Extracted records:
• • • •
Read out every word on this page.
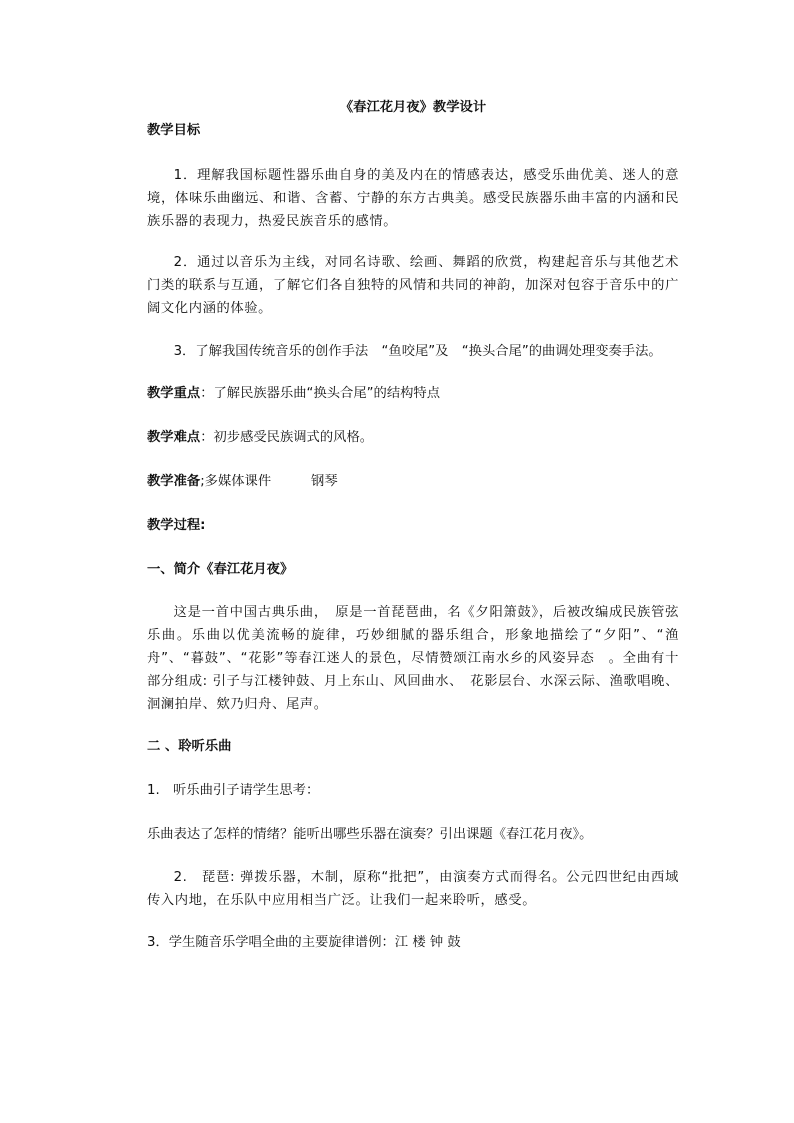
《春江花月夜》教学设计
教学目标
1．理解我国标题性器乐曲自身的美及内在的情感表达，感受乐曲优美、迷人的意境，体味乐曲幽远、和谐、含蓄、宁静的东方古典美。感受民族器乐曲丰富的内涵和民族乐器的表现力，热爱民族音乐的感情。
2．通过以音乐为主线，对同名诗歌、绘画、舞蹈的欣赏，构建起音乐与其他艺术门类的联系与互通，了解它们各自独特的风情和共同的神韵，加深对包容于音乐中的广阔文化内涵的体验。
3．了解我国传统音乐的创作手法　“鱼咬尾”及　“换头合尾”的曲调处理变奏手法。
教学重点：了解民族器乐曲“换头合尾”的结构特点
教学难点：初步感受民族调式的风格。
教学准备;多媒体课件　　　钢琴
教学过程:
一、简介《春江花月夜》
这是一首中国古典乐曲，　原是一首琵琶曲，名《夕阳箫鼓》，后被改编成民族管弦乐曲。乐曲以优美流畅的旋律，巧妙细腻的器乐组合，形象地描绘了“夕阳”、“渔舟”、“暮鼓”、“花影”等春江迷人的景色，尽情赞颂江南水乡的风姿异态　。全曲有十部分组成: 引子与江楼钟鼓、月上东山、风回曲水、　花影层台、水深云际、渔歌唱晚、洄澜拍岸、欸乃归舟、尾声。
二 、聆听乐曲
1.　听乐曲引子请学生思考：
乐曲表达了怎样的情绪？能听出哪些乐器在演奏？引出课题《春江花月夜》。
2.　琵琶: 弹拨乐器，木制，原称“批把”，由演奏方式而得名。公元四世纪由西域传入内地，在乐队中应用相当广泛。让我们一起来聆听，感受。
3．学生随音乐学唱全曲的主要旋律谱例：江 楼 钟 鼓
• • • •
PROMPT:
Pictures in the records above are not copied; print everything else exactly.

EXERCISE OUTPUT:
Read out every word on this page.
《春江花月夜》教学设计
教学目标
1．理解我国标题性器乐曲自身的美及内在的情感表达，感受乐曲优美、迷人的意境，体味乐曲幽远、和谐、含蓄、宁静的东方古典美。感受民族器乐曲丰富的内涵和民族乐器的表现力，热爱民族音乐的感情。
2．通过以音乐为主线，对同名诗歌、绘画、舞蹈的欣赏，构建起音乐与其他艺术门类的联系与互通，了解它们各自独特的风情和共同的神韵，加深对包容于音乐中的广阔文化内涵的体验。
3．了解我国传统音乐的创作手法　“鱼咬尾”及　“换头合尾”的曲调处理变奏手法。
教学重点：了解民族器乐曲“换头合尾”的结构特点
教学难点：初步感受民族调式的风格。
教学准备;多媒体课件　　　钢琴
教学过程:
一、简介《春江花月夜》
这是一首中国古典乐曲，　原是一首琵琶曲，名《夕阳箫鼓》，后被改编成民族管弦乐曲。乐曲以优美流畅的旋律，巧妙细腻的器乐组合，形象地描绘了“夕阳”、“渔舟”、“暮鼓”、“花影”等春江迷人的景色，尽情赞颂江南水乡的风姿异态　。全曲有十部分组成: 引子与江楼钟鼓、月上东山、风回曲水、　花影层台、水深云际、渔歌唱晚、洄澜拍岸、欸乃归舟、尾声。
二 、聆听乐曲
1.　听乐曲引子请学生思考：
乐曲表达了怎样的情绪？能听出哪些乐器在演奏？引出课题《春江花月夜》。
2.　琵琶: 弹拨乐器，木制，原称“批把”，由演奏方式而得名。公元四世纪由西域传入内地，在乐队中应用相当广泛。让我们一起来聆听，感受。
3．学生随音乐学唱全曲的主要旋律谱例：江 楼 钟 鼓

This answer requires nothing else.